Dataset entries
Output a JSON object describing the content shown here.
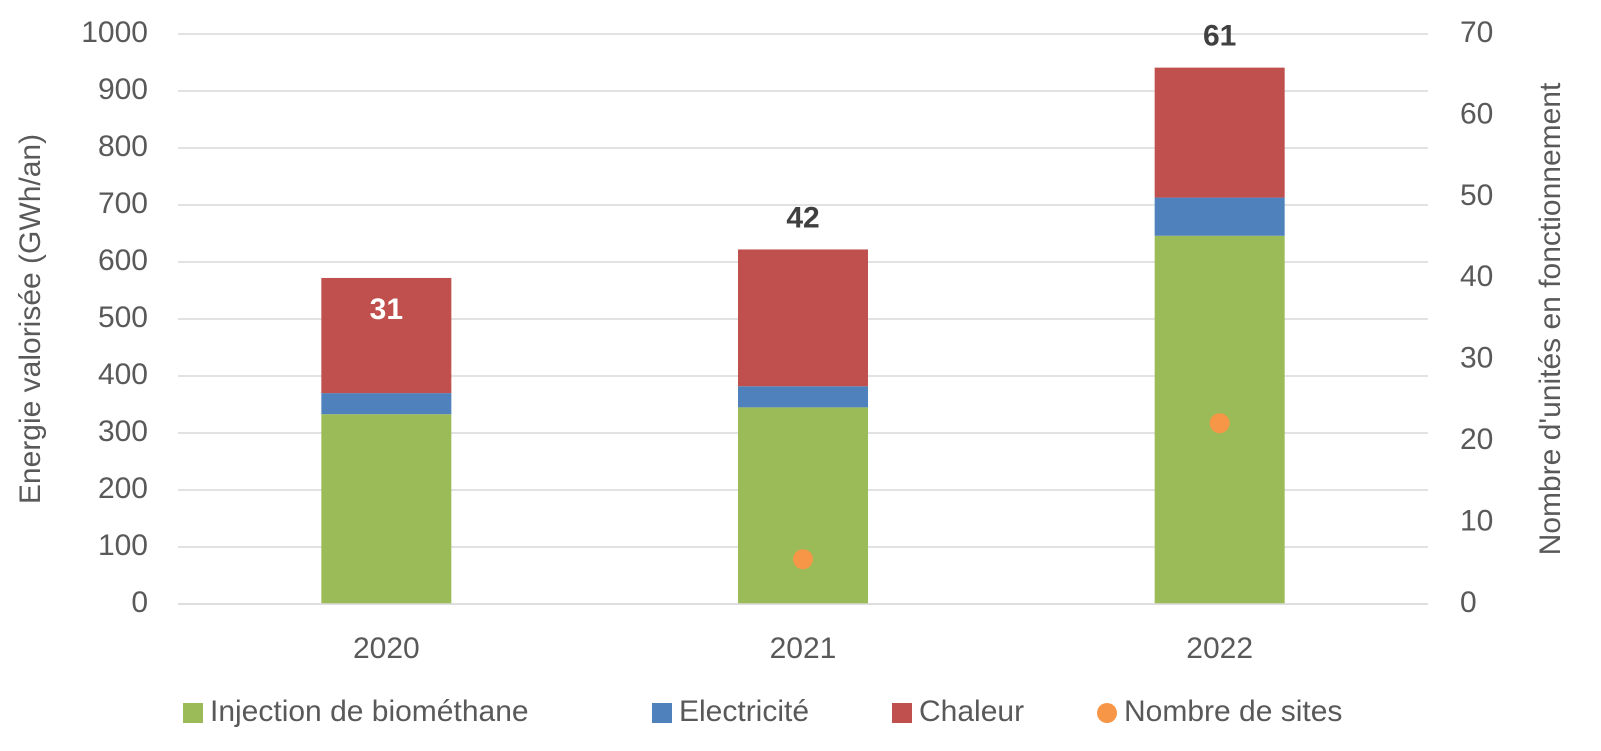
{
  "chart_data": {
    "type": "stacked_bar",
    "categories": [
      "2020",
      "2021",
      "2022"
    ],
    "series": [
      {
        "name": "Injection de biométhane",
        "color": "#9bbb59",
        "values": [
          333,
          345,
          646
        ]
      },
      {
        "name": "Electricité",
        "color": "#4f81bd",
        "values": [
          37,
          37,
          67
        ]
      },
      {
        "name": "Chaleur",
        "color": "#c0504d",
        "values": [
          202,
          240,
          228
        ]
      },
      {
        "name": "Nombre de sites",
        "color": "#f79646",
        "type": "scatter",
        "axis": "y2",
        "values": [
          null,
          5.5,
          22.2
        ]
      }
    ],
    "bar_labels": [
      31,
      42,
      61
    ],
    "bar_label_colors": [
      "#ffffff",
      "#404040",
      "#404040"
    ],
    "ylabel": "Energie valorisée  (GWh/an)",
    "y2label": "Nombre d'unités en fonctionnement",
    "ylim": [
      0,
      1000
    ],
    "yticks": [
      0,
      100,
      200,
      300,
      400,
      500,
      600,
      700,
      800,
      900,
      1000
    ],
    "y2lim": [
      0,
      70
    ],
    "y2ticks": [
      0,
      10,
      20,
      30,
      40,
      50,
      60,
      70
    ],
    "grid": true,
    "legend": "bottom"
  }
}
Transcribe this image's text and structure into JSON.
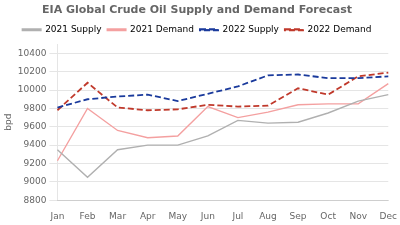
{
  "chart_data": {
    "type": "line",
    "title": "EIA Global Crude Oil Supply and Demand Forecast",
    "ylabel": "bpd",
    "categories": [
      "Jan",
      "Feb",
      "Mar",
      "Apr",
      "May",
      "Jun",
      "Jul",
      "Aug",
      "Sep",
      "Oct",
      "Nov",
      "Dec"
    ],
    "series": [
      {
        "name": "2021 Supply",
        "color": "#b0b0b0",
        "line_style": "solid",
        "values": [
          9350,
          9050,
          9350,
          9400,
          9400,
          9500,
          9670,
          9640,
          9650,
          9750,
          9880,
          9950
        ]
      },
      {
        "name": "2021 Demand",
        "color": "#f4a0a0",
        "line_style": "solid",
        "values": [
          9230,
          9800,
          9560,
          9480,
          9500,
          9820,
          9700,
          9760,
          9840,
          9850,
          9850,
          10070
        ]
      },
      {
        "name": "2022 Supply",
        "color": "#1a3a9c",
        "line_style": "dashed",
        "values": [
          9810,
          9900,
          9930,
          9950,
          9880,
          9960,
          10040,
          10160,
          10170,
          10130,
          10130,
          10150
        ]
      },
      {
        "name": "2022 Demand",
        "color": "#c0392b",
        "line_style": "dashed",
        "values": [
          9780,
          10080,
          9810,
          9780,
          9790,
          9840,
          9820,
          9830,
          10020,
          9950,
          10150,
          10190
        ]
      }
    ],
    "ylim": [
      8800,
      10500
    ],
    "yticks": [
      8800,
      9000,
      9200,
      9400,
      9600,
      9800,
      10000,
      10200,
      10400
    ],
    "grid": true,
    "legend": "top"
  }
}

__Instructions to follow__
Print out the material word for word, omitting the pictures.

__Answer for the task__
Output a JSON object describing the content shown here.
{
  "chart_data": {
    "type": "stacked_bar",
    "categories": [
      "2020",
      "2021",
      "2022"
    ],
    "series": [
      {
        "name": "Injection de biométhane",
        "color": "#9bbb59",
        "values": [
          333,
          345,
          646
        ]
      },
      {
        "name": "Electricité",
        "color": "#4f81bd",
        "values": [
          37,
          37,
          67
        ]
      },
      {
        "name": "Chaleur",
        "color": "#c0504d",
        "values": [
          202,
          240,
          228
        ]
      },
      {
        "name": "Nombre de sites",
        "color": "#f79646",
        "type": "scatter",
        "axis": "y2",
        "values": [
          null,
          5.5,
          22.2
        ]
      }
    ],
    "bar_labels": [
      31,
      42,
      61
    ],
    "bar_label_colors": [
      "#ffffff",
      "#404040",
      "#404040"
    ],
    "ylabel": "Energie valorisée  (GWh/an)",
    "y2label": "Nombre d'unités en fonctionnement",
    "ylim": [
      0,
      1000
    ],
    "yticks": [
      0,
      100,
      200,
      300,
      400,
      500,
      600,
      700,
      800,
      900,
      1000
    ],
    "y2lim": [
      0,
      70
    ],
    "y2ticks": [
      0,
      10,
      20,
      30,
      40,
      50,
      60,
      70
    ],
    "grid": true,
    "legend": "bottom"
  }
}
Transcribe this image's text and structure into JSON.
{
  "chart_data": {
    "type": "line",
    "title": "EIA Global Crude Oil Supply and Demand Forecast",
    "ylabel": "bpd",
    "categories": [
      "Jan",
      "Feb",
      "Mar",
      "Apr",
      "May",
      "Jun",
      "Jul",
      "Aug",
      "Sep",
      "Oct",
      "Nov",
      "Dec"
    ],
    "series": [
      {
        "name": "2021 Supply",
        "color": "#b0b0b0",
        "line_style": "solid",
        "values": [
          9350,
          9050,
          9350,
          9400,
          9400,
          9500,
          9670,
          9640,
          9650,
          9750,
          9880,
          9950
        ]
      },
      {
        "name": "2021 Demand",
        "color": "#f4a0a0",
        "line_style": "solid",
        "values": [
          9230,
          9800,
          9560,
          9480,
          9500,
          9820,
          9700,
          9760,
          9840,
          9850,
          9850,
          10070
        ]
      },
      {
        "name": "2022 Supply",
        "color": "#1a3a9c",
        "line_style": "dashed",
        "values": [
          9810,
          9900,
          9930,
          9950,
          9880,
          9960,
          10040,
          10160,
          10170,
          10130,
          10130,
          10150
        ]
      },
      {
        "name": "2022 Demand",
        "color": "#c0392b",
        "line_style": "dashed",
        "values": [
          9780,
          10080,
          9810,
          9780,
          9790,
          9840,
          9820,
          9830,
          10020,
          9950,
          10150,
          10190
        ]
      }
    ],
    "ylim": [
      8800,
      10500
    ],
    "yticks": [
      8800,
      9000,
      9200,
      9400,
      9600,
      9800,
      10000,
      10200,
      10400
    ],
    "grid": true,
    "legend": "top"
  }
}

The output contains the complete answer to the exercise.